What you need to do -
Copy the rows below word for word, leaving out the pictures.

____ Dataset content

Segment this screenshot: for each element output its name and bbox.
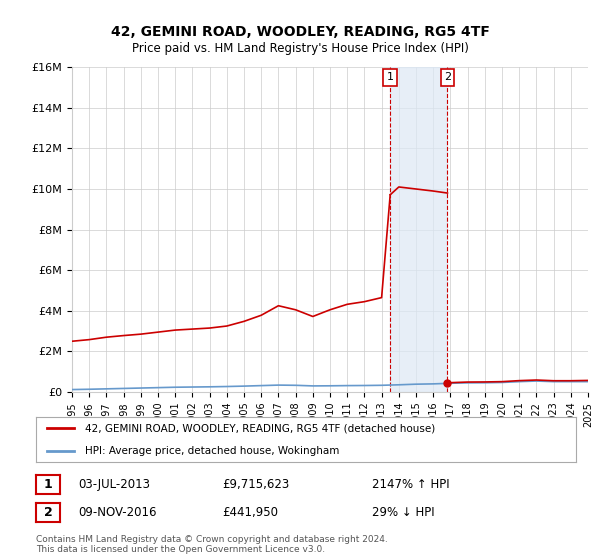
Text: Contains HM Land Registry data © Crown copyright and database right 2024.
This d: Contains HM Land Registry data © Crown c… bbox=[36, 535, 388, 554]
Bar bbox=[390, 67, 448, 392]
Text: £9,715,623: £9,715,623 bbox=[222, 478, 289, 491]
Text: 09-NOV-2016: 09-NOV-2016 bbox=[78, 506, 157, 519]
Text: 03-JUL-2013: 03-JUL-2013 bbox=[78, 478, 150, 491]
Text: 2: 2 bbox=[44, 506, 52, 520]
Text: 42, GEMINI ROAD, WOODLEY, READING, RG5 4TF (detached house): 42, GEMINI ROAD, WOODLEY, READING, RG5 4… bbox=[85, 423, 435, 433]
Text: £441,950: £441,950 bbox=[222, 506, 278, 519]
Text: HPI: Average price, detached house, Wokingham: HPI: Average price, detached house, Woki… bbox=[85, 446, 339, 456]
Text: 1: 1 bbox=[386, 72, 394, 82]
Text: 42, GEMINI ROAD, WOODLEY, READING, RG5 4TF: 42, GEMINI ROAD, WOODLEY, READING, RG5 4… bbox=[110, 25, 490, 39]
Text: 2147% ↑ HPI: 2147% ↑ HPI bbox=[372, 478, 449, 491]
Text: 29% ↓ HPI: 29% ↓ HPI bbox=[372, 506, 434, 519]
Text: 2: 2 bbox=[444, 72, 451, 82]
Text: 1: 1 bbox=[44, 478, 52, 492]
Text: Price paid vs. HM Land Registry's House Price Index (HPI): Price paid vs. HM Land Registry's House … bbox=[131, 42, 469, 55]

________

Reply -
Segment this screenshot: for each element output its name and bbox.
Text: Contains HM Land Registry data © Crown copyright and database right 2024.
This d: Contains HM Land Registry data © Crown c… bbox=[36, 535, 388, 554]
Bar bbox=[390, 67, 448, 392]
Text: £9,715,623: £9,715,623 bbox=[222, 478, 289, 491]
Text: 09-NOV-2016: 09-NOV-2016 bbox=[78, 506, 157, 519]
Text: 03-JUL-2013: 03-JUL-2013 bbox=[78, 478, 150, 491]
Text: 2: 2 bbox=[44, 506, 52, 520]
Text: 42, GEMINI ROAD, WOODLEY, READING, RG5 4TF (detached house): 42, GEMINI ROAD, WOODLEY, READING, RG5 4… bbox=[85, 423, 435, 433]
Text: £441,950: £441,950 bbox=[222, 506, 278, 519]
Text: HPI: Average price, detached house, Wokingham: HPI: Average price, detached house, Woki… bbox=[85, 446, 339, 456]
Text: 1: 1 bbox=[386, 72, 394, 82]
Text: 42, GEMINI ROAD, WOODLEY, READING, RG5 4TF: 42, GEMINI ROAD, WOODLEY, READING, RG5 4… bbox=[110, 25, 490, 39]
Text: 2147% ↑ HPI: 2147% ↑ HPI bbox=[372, 478, 449, 491]
Text: 29% ↓ HPI: 29% ↓ HPI bbox=[372, 506, 434, 519]
Text: 2: 2 bbox=[444, 72, 451, 82]
Text: 1: 1 bbox=[44, 478, 52, 492]
Text: Price paid vs. HM Land Registry's House Price Index (HPI): Price paid vs. HM Land Registry's House … bbox=[131, 42, 469, 55]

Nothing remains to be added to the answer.